begin RECORDS PROVIDED
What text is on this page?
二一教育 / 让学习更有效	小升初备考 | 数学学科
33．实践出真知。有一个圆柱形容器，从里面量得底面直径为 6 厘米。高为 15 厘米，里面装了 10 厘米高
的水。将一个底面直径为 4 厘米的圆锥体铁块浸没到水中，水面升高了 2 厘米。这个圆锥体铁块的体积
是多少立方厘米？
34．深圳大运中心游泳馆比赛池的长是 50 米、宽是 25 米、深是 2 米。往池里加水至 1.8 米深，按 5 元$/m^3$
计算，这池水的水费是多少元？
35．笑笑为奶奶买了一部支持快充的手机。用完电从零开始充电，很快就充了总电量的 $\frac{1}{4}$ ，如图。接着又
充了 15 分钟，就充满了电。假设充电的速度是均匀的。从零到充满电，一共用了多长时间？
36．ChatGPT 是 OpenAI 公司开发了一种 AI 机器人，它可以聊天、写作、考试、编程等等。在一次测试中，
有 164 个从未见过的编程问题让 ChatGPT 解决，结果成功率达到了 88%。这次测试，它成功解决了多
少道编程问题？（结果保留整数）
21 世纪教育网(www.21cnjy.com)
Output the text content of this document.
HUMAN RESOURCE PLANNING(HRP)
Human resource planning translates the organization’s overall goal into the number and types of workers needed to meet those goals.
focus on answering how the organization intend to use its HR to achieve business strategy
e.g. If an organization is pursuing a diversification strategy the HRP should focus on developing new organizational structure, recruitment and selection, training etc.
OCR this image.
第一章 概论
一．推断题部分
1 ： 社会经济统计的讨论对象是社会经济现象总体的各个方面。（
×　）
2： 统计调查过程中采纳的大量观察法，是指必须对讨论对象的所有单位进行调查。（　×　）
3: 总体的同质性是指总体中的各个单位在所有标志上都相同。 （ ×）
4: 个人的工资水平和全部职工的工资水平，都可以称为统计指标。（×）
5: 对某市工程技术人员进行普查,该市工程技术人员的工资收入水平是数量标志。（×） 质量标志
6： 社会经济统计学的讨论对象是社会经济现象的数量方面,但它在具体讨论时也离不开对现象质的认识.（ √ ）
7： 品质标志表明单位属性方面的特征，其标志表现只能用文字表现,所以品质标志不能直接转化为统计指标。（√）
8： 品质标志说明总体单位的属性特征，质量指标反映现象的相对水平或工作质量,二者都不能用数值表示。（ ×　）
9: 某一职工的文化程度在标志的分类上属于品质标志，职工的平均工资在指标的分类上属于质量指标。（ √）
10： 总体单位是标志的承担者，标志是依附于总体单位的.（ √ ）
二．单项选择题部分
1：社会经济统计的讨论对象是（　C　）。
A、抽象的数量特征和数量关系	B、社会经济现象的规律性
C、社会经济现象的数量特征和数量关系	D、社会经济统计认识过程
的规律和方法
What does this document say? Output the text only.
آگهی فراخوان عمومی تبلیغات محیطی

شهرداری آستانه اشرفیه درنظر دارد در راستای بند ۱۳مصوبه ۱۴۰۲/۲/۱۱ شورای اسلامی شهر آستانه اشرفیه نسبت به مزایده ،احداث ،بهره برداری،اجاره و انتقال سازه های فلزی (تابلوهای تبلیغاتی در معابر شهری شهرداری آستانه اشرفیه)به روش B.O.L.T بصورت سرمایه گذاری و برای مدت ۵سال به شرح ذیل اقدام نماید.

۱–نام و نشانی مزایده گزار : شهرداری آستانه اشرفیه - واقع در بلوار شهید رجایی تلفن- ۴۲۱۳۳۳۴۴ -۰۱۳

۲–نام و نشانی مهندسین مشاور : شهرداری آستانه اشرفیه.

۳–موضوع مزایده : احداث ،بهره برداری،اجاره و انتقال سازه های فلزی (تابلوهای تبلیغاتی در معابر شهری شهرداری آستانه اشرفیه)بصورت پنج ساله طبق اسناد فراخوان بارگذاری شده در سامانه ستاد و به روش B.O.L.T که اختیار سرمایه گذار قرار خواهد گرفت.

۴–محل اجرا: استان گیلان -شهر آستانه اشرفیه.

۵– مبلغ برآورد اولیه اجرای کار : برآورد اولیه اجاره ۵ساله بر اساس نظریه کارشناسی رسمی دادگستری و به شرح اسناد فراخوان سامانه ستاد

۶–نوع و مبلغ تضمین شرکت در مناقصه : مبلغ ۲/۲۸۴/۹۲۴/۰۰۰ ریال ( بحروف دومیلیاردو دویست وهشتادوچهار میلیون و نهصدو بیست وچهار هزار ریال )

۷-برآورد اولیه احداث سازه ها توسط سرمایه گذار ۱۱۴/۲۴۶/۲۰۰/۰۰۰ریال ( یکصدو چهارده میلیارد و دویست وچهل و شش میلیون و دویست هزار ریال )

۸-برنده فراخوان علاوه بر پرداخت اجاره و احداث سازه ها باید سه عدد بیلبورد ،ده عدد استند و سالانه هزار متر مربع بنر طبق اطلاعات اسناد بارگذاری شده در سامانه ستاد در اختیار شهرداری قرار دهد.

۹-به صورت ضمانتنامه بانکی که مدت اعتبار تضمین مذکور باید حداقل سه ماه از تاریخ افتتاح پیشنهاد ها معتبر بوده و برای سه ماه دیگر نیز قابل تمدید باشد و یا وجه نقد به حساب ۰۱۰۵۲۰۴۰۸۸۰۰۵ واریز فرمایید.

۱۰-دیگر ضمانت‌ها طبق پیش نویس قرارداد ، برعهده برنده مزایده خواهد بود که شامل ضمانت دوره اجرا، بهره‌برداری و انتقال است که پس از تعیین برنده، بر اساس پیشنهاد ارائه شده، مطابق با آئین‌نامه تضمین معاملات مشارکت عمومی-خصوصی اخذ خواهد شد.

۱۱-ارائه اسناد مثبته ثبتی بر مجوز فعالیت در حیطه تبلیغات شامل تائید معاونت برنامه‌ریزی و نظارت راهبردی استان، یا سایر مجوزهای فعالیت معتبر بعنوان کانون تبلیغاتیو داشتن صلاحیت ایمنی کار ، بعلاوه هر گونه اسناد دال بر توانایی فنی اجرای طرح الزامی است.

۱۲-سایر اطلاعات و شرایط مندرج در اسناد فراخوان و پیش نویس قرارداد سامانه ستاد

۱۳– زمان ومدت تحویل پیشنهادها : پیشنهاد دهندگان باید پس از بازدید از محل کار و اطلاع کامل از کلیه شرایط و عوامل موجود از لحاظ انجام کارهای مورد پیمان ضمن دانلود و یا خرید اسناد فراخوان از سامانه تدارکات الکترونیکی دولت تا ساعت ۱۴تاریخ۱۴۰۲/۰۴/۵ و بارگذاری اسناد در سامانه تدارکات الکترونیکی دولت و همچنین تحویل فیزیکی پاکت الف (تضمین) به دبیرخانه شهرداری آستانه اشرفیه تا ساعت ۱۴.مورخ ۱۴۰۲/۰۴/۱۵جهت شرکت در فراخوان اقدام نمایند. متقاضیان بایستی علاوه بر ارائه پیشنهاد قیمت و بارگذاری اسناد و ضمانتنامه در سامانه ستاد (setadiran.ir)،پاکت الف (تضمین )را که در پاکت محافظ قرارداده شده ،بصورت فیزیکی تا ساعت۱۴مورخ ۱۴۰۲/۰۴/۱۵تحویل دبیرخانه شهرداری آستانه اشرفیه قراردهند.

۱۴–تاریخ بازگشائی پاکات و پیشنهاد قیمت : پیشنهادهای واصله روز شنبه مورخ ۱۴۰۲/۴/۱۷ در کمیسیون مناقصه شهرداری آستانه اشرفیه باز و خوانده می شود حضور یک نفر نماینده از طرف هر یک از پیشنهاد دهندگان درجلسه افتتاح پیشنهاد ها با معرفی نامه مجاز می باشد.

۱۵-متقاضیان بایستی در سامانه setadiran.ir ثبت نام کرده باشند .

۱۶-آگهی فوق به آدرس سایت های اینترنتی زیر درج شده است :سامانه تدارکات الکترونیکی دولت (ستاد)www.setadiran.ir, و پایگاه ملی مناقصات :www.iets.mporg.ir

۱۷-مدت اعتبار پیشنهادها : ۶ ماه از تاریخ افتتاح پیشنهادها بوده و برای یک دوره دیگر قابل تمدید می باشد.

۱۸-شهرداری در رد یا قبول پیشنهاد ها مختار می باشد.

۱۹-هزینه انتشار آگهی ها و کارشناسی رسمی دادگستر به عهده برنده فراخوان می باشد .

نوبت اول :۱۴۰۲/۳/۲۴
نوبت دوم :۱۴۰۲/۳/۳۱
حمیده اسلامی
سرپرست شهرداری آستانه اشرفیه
end RECORDS PROVIDED
### TASK PROMPT
Find and copy every line in the entries above where the string "this" occurs.

### WRITTEN ANSWER
What text is on this page?
Output the text content of this document.
OCR this image.
What does this document say? Output the text only.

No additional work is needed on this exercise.